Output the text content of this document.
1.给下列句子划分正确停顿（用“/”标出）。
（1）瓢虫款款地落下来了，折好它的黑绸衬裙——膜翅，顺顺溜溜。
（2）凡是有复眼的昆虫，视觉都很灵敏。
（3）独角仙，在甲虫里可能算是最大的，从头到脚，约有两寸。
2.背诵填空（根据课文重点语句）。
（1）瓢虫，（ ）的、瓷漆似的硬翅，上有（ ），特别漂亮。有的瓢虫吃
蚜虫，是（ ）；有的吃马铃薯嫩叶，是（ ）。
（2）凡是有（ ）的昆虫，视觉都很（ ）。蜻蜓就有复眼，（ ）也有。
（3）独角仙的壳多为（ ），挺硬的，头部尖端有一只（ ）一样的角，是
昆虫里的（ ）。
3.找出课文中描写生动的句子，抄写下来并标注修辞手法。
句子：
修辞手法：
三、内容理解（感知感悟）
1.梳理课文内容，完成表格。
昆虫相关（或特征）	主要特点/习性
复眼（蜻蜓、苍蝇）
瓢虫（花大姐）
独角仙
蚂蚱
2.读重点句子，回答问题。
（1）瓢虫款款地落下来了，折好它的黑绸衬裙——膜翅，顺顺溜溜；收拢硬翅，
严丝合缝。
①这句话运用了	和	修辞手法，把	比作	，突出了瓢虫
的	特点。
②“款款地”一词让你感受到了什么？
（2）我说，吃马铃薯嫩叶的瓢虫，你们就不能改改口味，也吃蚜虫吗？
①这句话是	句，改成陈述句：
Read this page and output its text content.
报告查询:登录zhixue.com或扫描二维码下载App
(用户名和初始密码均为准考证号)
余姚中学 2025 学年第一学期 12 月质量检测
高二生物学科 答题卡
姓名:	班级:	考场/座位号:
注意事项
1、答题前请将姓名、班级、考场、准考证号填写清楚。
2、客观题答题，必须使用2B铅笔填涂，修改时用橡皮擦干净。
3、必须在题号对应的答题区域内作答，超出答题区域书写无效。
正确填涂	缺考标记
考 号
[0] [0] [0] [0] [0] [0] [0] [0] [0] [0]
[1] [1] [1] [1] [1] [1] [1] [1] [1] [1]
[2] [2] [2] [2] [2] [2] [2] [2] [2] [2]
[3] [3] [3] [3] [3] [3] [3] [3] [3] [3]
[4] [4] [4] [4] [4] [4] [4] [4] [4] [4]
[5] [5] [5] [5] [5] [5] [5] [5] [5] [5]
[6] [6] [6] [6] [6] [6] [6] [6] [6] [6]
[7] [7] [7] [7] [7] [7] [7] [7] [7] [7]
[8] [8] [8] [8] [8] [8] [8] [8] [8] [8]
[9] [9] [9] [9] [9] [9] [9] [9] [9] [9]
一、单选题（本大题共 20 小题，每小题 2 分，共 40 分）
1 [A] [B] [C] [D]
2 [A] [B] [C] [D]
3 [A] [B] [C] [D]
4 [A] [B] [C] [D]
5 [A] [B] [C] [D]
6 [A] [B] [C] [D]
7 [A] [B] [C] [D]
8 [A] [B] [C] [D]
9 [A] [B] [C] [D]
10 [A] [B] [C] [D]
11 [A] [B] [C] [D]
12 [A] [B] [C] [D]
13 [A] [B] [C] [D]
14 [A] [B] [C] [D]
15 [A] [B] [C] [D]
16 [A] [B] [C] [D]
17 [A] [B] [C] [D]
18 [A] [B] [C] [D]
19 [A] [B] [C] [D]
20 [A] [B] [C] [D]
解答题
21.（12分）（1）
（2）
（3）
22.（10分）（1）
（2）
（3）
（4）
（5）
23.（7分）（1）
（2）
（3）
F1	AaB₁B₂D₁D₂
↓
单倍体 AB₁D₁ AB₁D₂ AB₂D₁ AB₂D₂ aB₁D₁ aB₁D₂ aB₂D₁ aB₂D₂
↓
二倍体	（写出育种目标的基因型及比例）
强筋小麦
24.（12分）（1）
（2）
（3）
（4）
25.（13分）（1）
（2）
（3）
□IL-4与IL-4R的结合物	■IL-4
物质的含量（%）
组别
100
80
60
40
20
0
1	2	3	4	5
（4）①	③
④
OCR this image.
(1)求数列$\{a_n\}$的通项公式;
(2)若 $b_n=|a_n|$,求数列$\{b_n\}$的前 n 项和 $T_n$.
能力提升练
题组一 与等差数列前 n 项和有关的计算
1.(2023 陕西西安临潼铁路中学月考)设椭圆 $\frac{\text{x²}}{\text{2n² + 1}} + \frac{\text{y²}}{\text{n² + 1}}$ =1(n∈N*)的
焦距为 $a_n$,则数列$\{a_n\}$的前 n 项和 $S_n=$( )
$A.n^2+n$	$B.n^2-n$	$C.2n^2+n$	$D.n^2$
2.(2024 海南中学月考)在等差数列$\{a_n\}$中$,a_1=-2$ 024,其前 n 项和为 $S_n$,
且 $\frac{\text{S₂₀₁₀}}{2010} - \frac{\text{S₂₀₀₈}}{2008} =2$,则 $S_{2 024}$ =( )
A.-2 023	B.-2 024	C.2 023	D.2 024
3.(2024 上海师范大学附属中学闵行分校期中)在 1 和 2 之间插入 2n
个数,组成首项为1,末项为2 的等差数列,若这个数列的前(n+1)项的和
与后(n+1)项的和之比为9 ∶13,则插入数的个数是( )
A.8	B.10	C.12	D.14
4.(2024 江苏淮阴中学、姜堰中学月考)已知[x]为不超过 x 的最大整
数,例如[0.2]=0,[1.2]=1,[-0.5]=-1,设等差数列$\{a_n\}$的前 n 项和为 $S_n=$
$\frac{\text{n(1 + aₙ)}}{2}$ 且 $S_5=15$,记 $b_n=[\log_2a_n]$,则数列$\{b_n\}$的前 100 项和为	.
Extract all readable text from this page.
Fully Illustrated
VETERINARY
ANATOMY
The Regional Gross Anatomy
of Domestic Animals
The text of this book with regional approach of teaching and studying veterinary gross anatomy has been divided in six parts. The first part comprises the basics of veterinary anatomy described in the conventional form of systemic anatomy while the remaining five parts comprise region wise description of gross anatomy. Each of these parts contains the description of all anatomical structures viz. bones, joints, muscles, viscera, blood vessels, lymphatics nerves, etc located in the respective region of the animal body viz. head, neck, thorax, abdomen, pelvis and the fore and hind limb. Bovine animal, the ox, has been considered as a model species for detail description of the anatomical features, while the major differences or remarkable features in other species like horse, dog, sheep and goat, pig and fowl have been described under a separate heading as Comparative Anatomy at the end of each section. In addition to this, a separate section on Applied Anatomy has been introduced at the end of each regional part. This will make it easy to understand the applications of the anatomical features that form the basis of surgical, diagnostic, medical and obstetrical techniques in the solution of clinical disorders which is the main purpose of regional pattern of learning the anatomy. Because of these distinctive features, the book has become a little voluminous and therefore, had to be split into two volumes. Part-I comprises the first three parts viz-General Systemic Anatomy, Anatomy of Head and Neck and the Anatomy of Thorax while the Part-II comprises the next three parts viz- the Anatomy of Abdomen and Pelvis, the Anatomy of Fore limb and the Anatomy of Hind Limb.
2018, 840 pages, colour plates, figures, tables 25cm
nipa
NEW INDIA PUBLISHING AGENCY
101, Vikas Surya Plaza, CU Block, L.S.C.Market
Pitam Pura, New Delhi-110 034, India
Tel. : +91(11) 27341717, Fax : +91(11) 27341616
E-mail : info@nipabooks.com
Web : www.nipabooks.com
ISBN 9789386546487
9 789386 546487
* * * * *
● Task goal
Print the material above once more, exactly.

● Exercise response
Output the text content of this document.
1.给下列句子划分正确停顿（用“/”标出）。
（1）瓢虫款款地落下来了，折好它的黑绸衬裙——膜翅，顺顺溜溜。
（2）凡是有复眼的昆虫，视觉都很灵敏。
（3）独角仙，在甲虫里可能算是最大的，从头到脚，约有两寸。
2.背诵填空（根据课文重点语句）。
（1）瓢虫，（ ）的、瓷漆似的硬翅，上有（ ），特别漂亮。有的瓢虫吃
蚜虫，是（ ）；有的吃马铃薯嫩叶，是（ ）。
（2）凡是有（ ）的昆虫，视觉都很（ ）。蜻蜓就有复眼，（ ）也有。
（3）独角仙的壳多为（ ），挺硬的，头部尖端有一只（ ）一样的角，是
昆虫里的（ ）。
3.找出课文中描写生动的句子，抄写下来并标注修辞手法。
句子：
修辞手法：
三、内容理解（感知感悟）
1.梳理课文内容，完成表格。
昆虫相关（或特征）	主要特点/习性
复眼（蜻蜓、苍蝇）
瓢虫（花大姐）
独角仙
蚂蚱
2.读重点句子，回答问题。
（1）瓢虫款款地落下来了，折好它的黑绸衬裙——膜翅，顺顺溜溜；收拢硬翅，
严丝合缝。
①这句话运用了	和	修辞手法，把	比作	，突出了瓢虫
的	特点。
②“款款地”一词让你感受到了什么？
（2）我说，吃马铃薯嫩叶的瓢虫，你们就不能改改口味，也吃蚜虫吗？
①这句话是	句，改成陈述句：
Read this page and output its text content.
报告查询:登录zhixue.com或扫描二维码下载App
(用户名和初始密码均为准考证号)
余姚中学 2025 学年第一学期 12 月质量检测
高二生物学科 答题卡
姓名:	班级:	考场/座位号:
注意事项
1、答题前请将姓名、班级、考场、准考证号填写清楚。
2、客观题答题，必须使用2B铅笔填涂，修改时用橡皮擦干净。
3、必须在题号对应的答题区域内作答，超出答题区域书写无效。
正确填涂	缺考标记
考 号
[0] [0] [0] [0] [0] [0] [0] [0] [0] [0]
[1] [1] [1] [1] [1] [1] [1] [1] [1] [1]
[2] [2] [2] [2] [2] [2] [2] [2] [2] [2]
[3] [3] [3] [3] [3] [3] [3] [3] [3] [3]
[4] [4] [4] [4] [4] [4] [4] [4] [4] [4]
[5] [5] [5] [5] [5] [5] [5] [5] [5] [5]
[6] [6] [6] [6] [6] [6] [6] [6] [6] [6]
[7] [7] [7] [7] [7] [7] [7] [7] [7] [7]
[8] [8] [8] [8] [8] [8] [8] [8] [8] [8]
[9] [9] [9] [9] [9] [9] [9] [9] [9] [9]
一、单选题（本大题共 20 小题，每小题 2 分，共 40 分）
1 [A] [B] [C] [D]
2 [A] [B] [C] [D]
3 [A] [B] [C] [D]
4 [A] [B] [C] [D]
5 [A] [B] [C] [D]
6 [A] [B] [C] [D]
7 [A] [B] [C] [D]
8 [A] [B] [C] [D]
9 [A] [B] [C] [D]
10 [A] [B] [C] [D]
11 [A] [B] [C] [D]
12 [A] [B] [C] [D]
13 [A] [B] [C] [D]
14 [A] [B] [C] [D]
15 [A] [B] [C] [D]
16 [A] [B] [C] [D]
17 [A] [B] [C] [D]
18 [A] [B] [C] [D]
19 [A] [B] [C] [D]
20 [A] [B] [C] [D]
解答题
21.（12分）（1）
（2）
（3）
22.（10分）（1）
（2）
（3）
（4）
（5）
23.（7分）（1）
（2）
（3）
F1	AaB₁B₂D₁D₂
↓
单倍体 AB₁D₁ AB₁D₂ AB₂D₁ AB₂D₂ aB₁D₁ aB₁D₂ aB₂D₁ aB₂D₂
↓
二倍体	（写出育种目标的基因型及比例）
强筋小麦
24.（12分）（1）
（2）
（3）
（4）
25.（13分）（1）
（2）
（3）
□IL-4与IL-4R的结合物	■IL-4
物质的含量（%）
组别
100
80
60
40
20
0
1	2	3	4	5
（4）①	③
④
OCR this image.
(1)求数列$\{a_n\}$的通项公式;
(2)若 $b_n=|a_n|$,求数列$\{b_n\}$的前 n 项和 $T_n$.
能力提升练
题组一 与等差数列前 n 项和有关的计算
1.(2023 陕西西安临潼铁路中学月考)设椭圆 $\frac{\text{x²}}{\text{2n² + 1}} + \frac{\text{y²}}{\text{n² + 1}}$ =1(n∈N*)的
焦距为 $a_n$,则数列$\{a_n\}$的前 n 项和 $S_n=$( )
$A.n^2+n$	$B.n^2-n$	$C.2n^2+n$	$D.n^2$
2.(2024 海南中学月考)在等差数列$\{a_n\}$中$,a_1=-2$ 024,其前 n 项和为 $S_n$,
且 $\frac{\text{S₂₀₁₀}}{2010} - \frac{\text{S₂₀₀₈}}{2008} =2$,则 $S_{2 024}$ =( )
A.-2 023	B.-2 024	C.2 023	D.2 024
3.(2024 上海师范大学附属中学闵行分校期中)在 1 和 2 之间插入 2n
个数,组成首项为1,末项为2 的等差数列,若这个数列的前(n+1)项的和
与后(n+1)项的和之比为9 ∶13,则插入数的个数是( )
A.8	B.10	C.12	D.14
4.(2024 江苏淮阴中学、姜堰中学月考)已知[x]为不超过 x 的最大整
数,例如[0.2]=0,[1.2]=1,[-0.5]=-1,设等差数列$\{a_n\}$的前 n 项和为 $S_n=$
$\frac{\text{n(1 + aₙ)}}{2}$ 且 $S_5=15$,记 $b_n=[\log_2a_n]$,则数列$\{b_n\}$的前 100 项和为	.
Extract all readable text from this page.
Fully Illustrated
VETERINARY
ANATOMY
The Regional Gross Anatomy
of Domestic Animals
The text of this book with regional approach of teaching and studying veterinary gross anatomy has been divided in six parts. The first part comprises the basics of veterinary anatomy described in the conventional form of systemic anatomy while the remaining five parts comprise region wise description of gross anatomy. Each of these parts contains the description of all anatomical structures viz. bones, joints, muscles, viscera, blood vessels, lymphatics nerves, etc located in the respective region of the animal body viz. head, neck, thorax, abdomen, pelvis and the fore and hind limb. Bovine animal, the ox, has been considered as a model species for detail description of the anatomical features, while the major differences or remarkable features in other species like horse, dog, sheep and goat, pig and fowl have been described under a separate heading as Comparative Anatomy at the end of each section. In addition to this, a separate section on Applied Anatomy has been introduced at the end of each regional part. This will make it easy to understand the applications of the anatomical features that form the basis of surgical, diagnostic, medical and obstetrical techniques in the solution of clinical disorders which is the main purpose of regional pattern of learning the anatomy. Because of these distinctive features, the book has become a little voluminous and therefore, had to be split into two volumes. Part-I comprises the first three parts viz-General Systemic Anatomy, Anatomy of Head and Neck and the Anatomy of Thorax while the Part-II comprises the next three parts viz- the Anatomy of Abdomen and Pelvis, the Anatomy of Fore limb and the Anatomy of Hind Limb.
2018, 840 pages, colour plates, figures, tables 25cm
nipa
NEW INDIA PUBLISHING AGENCY
101, Vikas Surya Plaza, CU Block, L.S.C.Market
Pitam Pura, New Delhi-110 034, India
Tel. : +91(11) 27341717, Fax : +91(11) 27341616
E-mail : info@nipabooks.com
Web : www.nipabooks.com
ISBN 9789386546487
9 789386 546487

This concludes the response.